→ **Written exercise**
Report back each line of the records that contains the string "text".

Stored records

***

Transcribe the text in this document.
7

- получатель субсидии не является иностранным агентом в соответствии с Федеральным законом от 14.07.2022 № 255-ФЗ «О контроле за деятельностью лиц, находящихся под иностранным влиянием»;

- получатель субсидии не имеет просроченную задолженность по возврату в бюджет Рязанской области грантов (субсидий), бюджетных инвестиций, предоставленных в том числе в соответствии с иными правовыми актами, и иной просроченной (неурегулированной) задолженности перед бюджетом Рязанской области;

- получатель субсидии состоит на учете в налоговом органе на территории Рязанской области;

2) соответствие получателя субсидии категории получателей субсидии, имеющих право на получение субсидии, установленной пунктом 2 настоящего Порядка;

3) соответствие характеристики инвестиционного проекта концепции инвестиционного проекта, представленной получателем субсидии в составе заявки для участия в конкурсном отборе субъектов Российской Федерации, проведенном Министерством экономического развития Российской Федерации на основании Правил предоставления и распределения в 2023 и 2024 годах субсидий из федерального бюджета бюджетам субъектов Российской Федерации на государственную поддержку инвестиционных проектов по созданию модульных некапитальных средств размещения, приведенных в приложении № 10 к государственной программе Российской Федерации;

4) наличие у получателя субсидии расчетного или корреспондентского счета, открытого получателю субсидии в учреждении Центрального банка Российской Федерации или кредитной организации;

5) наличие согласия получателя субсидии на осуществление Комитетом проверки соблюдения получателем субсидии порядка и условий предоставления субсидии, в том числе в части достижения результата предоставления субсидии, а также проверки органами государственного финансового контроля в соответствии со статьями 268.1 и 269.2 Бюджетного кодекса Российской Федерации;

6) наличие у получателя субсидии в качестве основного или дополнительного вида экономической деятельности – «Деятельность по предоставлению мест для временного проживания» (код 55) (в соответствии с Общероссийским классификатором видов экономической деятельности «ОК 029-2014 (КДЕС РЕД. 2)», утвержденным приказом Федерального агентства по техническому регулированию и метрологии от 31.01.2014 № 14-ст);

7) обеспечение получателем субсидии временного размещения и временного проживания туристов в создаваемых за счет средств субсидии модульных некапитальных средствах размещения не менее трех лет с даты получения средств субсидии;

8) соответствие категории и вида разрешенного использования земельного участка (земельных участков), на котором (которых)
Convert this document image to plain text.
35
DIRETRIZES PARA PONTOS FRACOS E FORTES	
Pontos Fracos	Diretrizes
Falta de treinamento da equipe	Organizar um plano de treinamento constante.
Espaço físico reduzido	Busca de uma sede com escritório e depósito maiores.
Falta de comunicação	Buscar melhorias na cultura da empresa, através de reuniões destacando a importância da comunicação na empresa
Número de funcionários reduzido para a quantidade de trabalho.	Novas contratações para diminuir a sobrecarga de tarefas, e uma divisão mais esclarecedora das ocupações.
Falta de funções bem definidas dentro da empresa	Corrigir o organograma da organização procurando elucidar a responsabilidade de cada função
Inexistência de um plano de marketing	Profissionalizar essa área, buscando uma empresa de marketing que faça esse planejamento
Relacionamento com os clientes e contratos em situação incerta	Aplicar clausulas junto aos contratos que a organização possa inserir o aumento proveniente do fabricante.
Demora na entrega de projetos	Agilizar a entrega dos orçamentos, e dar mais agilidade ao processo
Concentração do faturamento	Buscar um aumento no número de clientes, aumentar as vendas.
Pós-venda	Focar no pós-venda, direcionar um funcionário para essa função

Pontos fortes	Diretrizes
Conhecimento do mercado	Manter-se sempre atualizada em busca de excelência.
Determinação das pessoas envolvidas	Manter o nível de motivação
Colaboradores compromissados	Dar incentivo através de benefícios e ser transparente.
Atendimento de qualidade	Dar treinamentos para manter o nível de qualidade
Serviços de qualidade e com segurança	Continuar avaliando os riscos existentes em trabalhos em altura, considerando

***

→ **Solution to the exercise**
Transcribe the text in this document.
Convert this document image to plain text.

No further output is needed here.